Requirement ▸ Return each line containing the string "this".

Excerpted data ▸
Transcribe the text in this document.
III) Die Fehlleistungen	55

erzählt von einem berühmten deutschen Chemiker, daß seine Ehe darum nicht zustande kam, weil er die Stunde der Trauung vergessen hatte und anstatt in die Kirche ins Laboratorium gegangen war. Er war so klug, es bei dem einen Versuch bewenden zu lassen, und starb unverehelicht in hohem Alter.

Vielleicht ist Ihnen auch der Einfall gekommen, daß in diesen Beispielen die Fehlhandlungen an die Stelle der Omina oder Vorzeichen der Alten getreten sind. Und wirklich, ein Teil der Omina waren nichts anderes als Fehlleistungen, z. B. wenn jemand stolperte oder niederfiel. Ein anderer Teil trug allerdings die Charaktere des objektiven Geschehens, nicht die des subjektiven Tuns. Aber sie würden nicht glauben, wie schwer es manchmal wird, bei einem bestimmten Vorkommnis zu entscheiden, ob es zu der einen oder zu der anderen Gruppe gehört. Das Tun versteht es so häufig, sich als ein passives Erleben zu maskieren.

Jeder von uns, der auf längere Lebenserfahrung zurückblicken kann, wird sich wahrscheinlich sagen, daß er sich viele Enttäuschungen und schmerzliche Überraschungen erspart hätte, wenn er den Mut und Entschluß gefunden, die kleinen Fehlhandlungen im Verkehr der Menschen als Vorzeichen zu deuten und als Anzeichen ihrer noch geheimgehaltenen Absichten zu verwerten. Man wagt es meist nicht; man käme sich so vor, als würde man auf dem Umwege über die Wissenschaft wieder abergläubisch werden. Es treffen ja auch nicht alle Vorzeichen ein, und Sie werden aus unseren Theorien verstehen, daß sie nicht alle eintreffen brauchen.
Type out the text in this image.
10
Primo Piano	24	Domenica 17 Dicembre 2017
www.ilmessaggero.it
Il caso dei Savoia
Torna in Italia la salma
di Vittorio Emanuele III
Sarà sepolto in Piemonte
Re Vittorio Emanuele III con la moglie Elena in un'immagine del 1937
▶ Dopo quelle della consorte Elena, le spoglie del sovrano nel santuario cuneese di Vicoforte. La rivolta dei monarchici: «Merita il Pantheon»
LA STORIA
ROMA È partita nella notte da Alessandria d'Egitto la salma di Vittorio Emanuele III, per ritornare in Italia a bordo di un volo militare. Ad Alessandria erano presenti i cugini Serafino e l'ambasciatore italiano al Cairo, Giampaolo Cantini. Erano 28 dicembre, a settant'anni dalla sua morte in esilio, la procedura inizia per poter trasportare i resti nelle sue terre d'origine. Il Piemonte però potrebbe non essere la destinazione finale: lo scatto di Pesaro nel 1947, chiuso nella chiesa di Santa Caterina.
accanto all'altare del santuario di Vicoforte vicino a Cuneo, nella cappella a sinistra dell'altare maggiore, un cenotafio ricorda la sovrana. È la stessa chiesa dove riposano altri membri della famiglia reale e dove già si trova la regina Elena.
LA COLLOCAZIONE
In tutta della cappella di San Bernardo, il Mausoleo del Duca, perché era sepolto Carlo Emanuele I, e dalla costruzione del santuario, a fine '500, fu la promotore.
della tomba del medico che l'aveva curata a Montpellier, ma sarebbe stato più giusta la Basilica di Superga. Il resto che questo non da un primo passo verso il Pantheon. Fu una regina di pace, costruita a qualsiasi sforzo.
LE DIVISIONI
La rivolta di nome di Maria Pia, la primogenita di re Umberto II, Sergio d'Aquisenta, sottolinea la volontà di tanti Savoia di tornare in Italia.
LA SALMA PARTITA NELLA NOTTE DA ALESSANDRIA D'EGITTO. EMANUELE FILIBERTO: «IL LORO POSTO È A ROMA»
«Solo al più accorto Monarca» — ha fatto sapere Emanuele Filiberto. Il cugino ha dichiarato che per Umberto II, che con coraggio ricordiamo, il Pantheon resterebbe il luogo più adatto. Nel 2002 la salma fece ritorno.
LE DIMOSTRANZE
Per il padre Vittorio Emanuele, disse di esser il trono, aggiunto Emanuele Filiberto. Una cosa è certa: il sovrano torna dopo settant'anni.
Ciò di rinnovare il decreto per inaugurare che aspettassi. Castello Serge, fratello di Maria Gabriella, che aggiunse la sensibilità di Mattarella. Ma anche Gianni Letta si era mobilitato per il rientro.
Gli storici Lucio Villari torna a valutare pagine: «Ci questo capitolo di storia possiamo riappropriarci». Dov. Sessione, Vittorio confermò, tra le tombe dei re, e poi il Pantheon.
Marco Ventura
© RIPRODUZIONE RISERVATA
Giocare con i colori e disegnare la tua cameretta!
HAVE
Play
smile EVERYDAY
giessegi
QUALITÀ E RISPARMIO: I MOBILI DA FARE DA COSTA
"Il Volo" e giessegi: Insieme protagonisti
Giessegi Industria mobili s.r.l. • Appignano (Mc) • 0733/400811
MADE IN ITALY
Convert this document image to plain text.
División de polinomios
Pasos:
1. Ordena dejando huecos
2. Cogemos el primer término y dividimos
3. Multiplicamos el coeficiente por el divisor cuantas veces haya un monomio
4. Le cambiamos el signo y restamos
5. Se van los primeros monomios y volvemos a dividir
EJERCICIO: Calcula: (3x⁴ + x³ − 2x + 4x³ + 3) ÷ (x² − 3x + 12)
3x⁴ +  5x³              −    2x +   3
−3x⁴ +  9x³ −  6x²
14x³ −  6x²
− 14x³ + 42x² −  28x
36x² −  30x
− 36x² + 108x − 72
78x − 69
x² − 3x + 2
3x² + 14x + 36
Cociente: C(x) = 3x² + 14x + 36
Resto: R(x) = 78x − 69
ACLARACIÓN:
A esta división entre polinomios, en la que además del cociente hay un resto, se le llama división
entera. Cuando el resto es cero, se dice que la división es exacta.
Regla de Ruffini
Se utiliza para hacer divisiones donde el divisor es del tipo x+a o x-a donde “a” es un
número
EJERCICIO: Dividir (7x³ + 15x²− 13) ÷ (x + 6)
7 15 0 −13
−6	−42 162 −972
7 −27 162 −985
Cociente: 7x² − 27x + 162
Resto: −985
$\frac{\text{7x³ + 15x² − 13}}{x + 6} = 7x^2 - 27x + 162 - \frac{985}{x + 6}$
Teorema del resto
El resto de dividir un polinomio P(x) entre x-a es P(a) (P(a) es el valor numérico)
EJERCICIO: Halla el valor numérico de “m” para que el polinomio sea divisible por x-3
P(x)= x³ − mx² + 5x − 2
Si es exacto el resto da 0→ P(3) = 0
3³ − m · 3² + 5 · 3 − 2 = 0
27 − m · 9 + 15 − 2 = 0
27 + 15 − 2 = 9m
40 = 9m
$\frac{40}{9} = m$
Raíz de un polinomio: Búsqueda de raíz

Final result ▸
Transcribe the text in this document.
Type out the text in this image.
Convert this document image to plain text.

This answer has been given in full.